──────── Records supplied ────────

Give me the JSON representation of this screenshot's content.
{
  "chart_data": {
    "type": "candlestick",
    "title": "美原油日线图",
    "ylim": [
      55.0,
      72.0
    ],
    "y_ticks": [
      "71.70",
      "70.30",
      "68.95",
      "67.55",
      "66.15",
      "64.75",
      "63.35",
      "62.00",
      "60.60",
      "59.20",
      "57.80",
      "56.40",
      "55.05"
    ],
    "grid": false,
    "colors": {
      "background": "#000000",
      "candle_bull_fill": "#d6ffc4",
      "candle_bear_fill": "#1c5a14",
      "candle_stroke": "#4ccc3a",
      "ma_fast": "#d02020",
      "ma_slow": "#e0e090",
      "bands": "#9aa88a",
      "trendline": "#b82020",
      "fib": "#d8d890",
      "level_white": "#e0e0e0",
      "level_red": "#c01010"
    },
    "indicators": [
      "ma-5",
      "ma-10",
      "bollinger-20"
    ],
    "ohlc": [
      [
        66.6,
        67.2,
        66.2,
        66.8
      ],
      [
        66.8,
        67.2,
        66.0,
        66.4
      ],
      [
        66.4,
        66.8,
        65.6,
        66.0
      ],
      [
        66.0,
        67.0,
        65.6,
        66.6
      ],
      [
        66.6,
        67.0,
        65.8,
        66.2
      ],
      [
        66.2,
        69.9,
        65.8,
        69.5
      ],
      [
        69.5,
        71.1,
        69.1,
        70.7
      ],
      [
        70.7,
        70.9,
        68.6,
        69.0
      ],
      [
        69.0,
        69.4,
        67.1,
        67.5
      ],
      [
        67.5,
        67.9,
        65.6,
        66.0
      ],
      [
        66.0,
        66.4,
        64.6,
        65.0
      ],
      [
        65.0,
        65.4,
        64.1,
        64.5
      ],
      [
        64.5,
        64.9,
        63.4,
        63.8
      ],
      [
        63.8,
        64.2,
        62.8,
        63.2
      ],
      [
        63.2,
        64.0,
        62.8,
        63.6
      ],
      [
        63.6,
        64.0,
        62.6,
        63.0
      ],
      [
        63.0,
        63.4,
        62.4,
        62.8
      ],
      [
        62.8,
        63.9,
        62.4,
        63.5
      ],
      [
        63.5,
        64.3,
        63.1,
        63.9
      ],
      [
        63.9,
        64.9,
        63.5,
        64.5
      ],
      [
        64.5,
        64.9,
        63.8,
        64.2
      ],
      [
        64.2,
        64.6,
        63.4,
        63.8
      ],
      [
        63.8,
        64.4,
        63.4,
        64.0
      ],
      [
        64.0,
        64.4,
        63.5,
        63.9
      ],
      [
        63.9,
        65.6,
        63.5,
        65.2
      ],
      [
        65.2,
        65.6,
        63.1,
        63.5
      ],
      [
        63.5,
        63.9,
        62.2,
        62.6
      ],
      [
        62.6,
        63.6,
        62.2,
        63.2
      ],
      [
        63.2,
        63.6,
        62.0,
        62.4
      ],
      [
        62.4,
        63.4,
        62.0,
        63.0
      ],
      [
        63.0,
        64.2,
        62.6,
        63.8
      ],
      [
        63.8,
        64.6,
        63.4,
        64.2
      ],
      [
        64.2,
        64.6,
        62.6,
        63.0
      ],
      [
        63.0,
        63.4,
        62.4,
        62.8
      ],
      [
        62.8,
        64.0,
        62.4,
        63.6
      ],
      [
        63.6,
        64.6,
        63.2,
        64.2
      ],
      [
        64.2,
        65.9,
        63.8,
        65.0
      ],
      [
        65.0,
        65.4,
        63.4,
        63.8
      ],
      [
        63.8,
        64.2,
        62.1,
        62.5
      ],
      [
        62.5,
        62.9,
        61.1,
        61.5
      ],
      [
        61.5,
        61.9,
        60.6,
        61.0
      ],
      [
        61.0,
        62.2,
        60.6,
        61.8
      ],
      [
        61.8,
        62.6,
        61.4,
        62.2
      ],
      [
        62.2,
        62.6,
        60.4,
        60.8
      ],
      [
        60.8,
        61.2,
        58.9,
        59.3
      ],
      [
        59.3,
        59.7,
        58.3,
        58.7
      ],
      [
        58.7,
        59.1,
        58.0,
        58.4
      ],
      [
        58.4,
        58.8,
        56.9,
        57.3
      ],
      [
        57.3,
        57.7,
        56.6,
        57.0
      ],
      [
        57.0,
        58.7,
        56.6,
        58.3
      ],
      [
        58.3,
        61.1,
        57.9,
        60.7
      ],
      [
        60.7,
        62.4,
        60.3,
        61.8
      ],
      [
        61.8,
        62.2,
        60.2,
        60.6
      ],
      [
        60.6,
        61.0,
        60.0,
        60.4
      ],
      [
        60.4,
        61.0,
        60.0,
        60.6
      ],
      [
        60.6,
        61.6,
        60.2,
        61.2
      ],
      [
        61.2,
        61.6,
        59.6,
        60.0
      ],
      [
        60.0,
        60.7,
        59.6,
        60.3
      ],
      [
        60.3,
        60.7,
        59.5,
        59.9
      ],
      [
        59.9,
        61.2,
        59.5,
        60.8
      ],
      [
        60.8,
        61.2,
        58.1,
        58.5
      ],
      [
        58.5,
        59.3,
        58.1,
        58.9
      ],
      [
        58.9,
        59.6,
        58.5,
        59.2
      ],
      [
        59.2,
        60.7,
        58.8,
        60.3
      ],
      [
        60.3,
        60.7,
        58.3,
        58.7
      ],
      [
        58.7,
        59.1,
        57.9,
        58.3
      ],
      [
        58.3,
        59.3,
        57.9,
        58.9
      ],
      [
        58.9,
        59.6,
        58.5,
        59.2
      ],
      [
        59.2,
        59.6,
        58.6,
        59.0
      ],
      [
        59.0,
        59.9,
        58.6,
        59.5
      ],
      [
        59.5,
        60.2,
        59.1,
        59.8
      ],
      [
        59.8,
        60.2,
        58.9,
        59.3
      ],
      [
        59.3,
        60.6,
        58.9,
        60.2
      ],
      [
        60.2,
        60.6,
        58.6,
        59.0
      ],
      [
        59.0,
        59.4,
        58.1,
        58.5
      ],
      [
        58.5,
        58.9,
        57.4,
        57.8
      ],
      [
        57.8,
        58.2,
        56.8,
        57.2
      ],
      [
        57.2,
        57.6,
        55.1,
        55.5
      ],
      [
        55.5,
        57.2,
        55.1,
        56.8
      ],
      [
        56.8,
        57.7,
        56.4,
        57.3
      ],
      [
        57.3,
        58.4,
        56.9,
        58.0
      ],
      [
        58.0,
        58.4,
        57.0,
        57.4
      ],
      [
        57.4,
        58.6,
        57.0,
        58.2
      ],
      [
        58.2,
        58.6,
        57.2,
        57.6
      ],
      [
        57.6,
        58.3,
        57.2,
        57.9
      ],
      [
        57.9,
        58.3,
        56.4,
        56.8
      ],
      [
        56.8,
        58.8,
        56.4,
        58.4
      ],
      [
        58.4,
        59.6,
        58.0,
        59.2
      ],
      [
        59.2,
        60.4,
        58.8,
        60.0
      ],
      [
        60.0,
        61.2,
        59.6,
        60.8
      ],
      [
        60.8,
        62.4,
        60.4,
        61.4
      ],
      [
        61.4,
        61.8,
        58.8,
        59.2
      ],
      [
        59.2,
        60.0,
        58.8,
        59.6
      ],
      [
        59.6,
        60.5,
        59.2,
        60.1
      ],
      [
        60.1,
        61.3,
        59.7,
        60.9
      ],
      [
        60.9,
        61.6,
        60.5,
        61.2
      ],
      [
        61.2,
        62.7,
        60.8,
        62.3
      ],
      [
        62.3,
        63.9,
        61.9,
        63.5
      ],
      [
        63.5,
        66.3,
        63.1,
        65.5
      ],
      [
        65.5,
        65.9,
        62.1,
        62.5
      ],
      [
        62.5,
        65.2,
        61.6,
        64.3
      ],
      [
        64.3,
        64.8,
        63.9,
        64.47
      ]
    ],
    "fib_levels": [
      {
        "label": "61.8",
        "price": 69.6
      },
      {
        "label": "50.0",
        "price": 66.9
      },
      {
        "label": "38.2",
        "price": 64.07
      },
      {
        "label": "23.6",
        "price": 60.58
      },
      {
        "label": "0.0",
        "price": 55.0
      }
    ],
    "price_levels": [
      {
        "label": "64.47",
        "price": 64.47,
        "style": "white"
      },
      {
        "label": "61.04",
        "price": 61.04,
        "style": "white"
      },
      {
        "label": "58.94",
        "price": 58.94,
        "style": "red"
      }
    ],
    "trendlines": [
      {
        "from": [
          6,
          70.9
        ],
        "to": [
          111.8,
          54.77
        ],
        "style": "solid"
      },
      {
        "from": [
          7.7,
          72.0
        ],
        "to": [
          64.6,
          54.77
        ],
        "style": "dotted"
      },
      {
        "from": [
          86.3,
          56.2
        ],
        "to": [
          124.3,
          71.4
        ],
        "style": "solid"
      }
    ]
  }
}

────────

[What is required] Give the number of lines containing the word "label". No other answer is needed.

[Response to this task] 8